*What the task requires:* Gather the lines below that include the string "JSON", copying each in full.

*Data section:*
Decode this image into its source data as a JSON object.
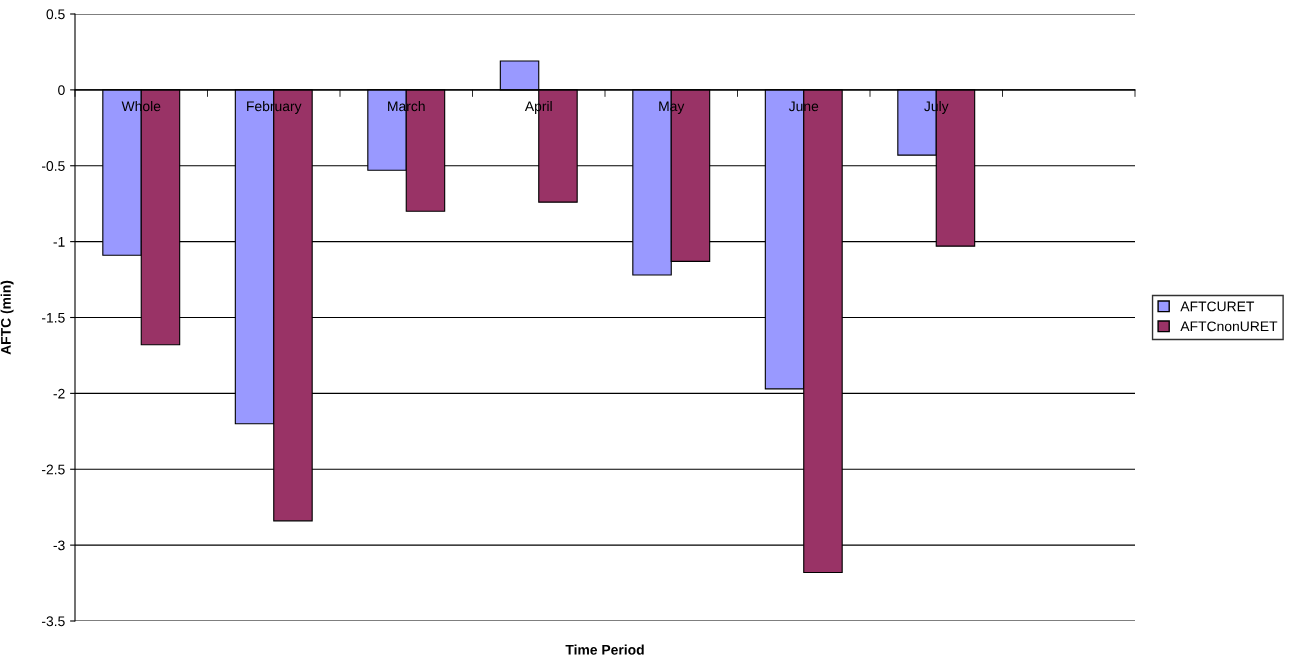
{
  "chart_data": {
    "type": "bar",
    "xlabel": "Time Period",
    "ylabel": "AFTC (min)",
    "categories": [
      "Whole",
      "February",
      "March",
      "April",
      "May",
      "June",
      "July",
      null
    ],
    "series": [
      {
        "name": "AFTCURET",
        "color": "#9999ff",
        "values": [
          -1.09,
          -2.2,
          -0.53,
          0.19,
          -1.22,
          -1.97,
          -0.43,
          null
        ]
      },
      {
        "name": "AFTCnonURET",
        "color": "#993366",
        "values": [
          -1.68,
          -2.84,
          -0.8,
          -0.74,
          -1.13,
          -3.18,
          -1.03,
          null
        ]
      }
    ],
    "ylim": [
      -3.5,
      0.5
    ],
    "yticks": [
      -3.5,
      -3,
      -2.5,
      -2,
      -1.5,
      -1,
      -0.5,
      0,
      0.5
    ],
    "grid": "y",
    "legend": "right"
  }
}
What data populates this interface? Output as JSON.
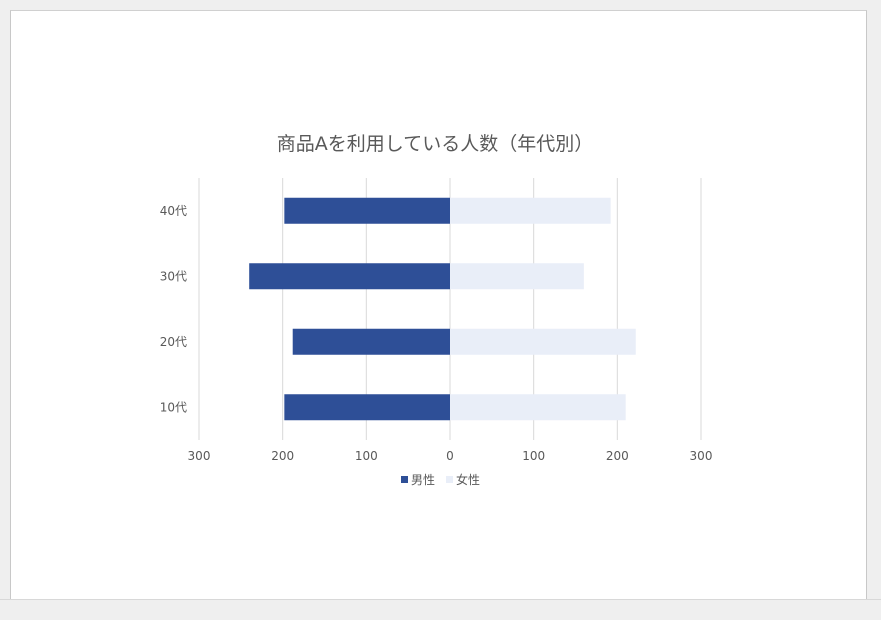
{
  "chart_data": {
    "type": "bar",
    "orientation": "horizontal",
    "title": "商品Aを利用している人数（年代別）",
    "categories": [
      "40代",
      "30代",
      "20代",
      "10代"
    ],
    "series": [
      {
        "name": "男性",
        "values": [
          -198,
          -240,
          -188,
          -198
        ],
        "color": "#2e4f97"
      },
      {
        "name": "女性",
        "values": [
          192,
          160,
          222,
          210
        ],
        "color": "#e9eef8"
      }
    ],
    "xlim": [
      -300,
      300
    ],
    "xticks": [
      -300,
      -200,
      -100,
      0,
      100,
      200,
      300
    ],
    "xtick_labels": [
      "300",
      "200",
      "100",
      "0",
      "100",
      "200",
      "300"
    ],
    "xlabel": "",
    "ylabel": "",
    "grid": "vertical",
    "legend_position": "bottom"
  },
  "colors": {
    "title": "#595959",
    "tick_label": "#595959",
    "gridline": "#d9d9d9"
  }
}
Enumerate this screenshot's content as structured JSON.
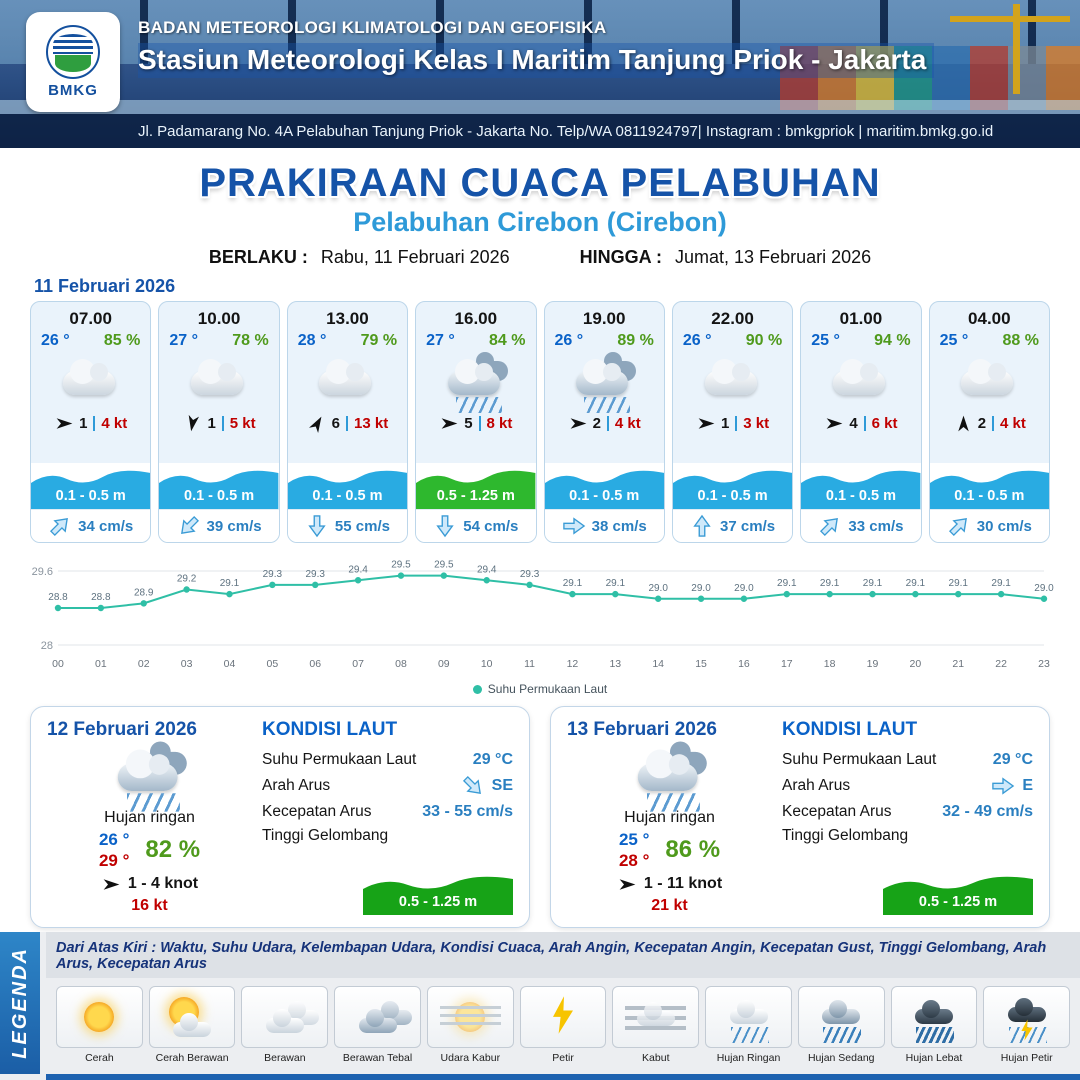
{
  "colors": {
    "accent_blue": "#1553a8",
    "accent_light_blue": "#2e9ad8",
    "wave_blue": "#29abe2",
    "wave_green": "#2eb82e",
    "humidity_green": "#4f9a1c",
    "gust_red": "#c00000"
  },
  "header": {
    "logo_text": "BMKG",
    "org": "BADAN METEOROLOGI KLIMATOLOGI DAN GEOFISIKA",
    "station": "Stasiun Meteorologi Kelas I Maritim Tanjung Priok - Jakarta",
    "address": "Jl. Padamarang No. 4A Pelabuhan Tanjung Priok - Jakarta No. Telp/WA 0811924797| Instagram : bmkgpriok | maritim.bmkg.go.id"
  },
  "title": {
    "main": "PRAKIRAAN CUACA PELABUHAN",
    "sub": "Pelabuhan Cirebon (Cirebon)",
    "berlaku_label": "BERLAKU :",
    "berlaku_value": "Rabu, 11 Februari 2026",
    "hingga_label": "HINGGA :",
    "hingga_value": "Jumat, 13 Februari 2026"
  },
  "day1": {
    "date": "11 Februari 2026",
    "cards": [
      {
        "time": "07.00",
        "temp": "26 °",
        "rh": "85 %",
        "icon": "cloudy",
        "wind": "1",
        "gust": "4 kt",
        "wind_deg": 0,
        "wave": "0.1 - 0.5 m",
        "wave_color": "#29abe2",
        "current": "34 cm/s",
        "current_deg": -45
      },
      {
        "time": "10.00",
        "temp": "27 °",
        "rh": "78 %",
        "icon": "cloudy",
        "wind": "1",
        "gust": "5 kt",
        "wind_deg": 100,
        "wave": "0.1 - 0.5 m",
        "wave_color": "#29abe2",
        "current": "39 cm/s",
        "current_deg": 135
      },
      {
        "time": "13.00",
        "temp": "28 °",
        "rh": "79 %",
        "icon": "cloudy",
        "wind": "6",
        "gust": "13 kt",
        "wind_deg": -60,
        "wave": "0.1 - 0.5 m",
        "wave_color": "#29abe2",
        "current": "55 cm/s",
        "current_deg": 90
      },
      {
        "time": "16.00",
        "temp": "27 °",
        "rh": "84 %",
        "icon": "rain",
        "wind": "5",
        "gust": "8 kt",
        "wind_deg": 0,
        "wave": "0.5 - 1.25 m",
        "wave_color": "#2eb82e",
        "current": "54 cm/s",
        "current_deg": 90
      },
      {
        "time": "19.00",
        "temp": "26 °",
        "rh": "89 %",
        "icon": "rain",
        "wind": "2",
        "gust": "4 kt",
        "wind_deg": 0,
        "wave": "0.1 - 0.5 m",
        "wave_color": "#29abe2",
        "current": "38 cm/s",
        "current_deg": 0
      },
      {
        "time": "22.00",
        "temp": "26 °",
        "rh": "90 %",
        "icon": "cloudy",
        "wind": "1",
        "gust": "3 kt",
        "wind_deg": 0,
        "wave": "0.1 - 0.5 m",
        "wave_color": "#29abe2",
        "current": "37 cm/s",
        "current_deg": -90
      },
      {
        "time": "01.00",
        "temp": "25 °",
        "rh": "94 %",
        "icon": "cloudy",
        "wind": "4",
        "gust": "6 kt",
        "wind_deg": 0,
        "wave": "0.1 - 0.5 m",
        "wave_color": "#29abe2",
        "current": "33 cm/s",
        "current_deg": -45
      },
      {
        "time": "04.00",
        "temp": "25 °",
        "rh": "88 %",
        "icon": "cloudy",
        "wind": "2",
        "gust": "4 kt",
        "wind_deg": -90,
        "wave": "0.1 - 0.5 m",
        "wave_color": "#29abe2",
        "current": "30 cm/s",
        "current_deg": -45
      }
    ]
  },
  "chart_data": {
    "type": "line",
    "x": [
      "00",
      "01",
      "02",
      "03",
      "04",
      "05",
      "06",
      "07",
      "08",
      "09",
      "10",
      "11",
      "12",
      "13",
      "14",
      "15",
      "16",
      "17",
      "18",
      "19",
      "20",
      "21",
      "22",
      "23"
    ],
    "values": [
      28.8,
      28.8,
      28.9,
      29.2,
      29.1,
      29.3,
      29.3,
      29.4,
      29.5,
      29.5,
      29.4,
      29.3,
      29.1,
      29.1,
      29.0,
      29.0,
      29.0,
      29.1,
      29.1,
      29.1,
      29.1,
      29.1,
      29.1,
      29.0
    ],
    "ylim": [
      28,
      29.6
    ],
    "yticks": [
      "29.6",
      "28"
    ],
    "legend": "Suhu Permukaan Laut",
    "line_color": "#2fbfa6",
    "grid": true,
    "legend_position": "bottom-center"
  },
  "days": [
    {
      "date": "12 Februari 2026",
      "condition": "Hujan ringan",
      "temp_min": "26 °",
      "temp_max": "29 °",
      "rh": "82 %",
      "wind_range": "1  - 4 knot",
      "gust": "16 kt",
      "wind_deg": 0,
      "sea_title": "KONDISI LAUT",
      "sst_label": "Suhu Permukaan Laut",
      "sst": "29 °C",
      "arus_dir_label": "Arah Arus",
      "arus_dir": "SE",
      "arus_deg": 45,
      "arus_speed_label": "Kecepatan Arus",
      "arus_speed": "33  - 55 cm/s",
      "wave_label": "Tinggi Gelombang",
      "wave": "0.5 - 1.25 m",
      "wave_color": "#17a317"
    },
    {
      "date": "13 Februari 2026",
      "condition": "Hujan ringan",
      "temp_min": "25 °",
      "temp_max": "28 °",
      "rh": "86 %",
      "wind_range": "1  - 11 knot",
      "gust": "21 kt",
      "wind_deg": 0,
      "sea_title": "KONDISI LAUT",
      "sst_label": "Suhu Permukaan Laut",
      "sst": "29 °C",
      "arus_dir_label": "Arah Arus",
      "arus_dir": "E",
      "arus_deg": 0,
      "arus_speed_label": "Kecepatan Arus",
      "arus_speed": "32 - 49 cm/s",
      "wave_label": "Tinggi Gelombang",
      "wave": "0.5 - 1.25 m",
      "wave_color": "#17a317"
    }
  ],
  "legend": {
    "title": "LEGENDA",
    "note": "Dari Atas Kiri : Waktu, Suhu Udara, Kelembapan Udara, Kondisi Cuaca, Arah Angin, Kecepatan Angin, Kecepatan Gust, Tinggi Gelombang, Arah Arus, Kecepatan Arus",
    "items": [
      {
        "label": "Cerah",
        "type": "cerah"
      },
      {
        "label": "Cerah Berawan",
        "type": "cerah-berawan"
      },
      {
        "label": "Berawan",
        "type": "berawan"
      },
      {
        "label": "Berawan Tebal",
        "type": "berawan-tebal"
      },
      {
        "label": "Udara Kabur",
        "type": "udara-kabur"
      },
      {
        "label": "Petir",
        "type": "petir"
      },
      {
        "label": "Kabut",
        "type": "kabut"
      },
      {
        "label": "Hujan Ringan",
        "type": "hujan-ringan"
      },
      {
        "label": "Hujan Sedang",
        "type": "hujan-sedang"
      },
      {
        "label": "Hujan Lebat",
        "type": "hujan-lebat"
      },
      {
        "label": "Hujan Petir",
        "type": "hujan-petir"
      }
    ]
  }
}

*Correct output:*
Decode this image into its source data as a JSON object.
What data populates this interface? Output as JSON.
Enumerate this screenshot's content as structured JSON.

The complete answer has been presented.